Print out each entry below exactly, please.
......
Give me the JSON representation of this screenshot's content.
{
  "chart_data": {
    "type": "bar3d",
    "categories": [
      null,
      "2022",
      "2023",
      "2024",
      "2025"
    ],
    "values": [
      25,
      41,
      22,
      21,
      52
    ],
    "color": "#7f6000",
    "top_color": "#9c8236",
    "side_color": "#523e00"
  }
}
......
◆ **RESPONSE FOR THIS EXERCISE**:
Give me the JSON representation of this screenshot's content.
{
  "chart_data": {
    "type": "bar3d",
    "categories": [
      null,
      "2022",
      "2023",
      "2024",
      "2025"
    ],
    "values": [
      25,
      41,
      22,
      21,
      52
    ],
    "color": "#7f6000",
    "top_color": "#9c8236",
    "side_color": "#523e00"
  }
}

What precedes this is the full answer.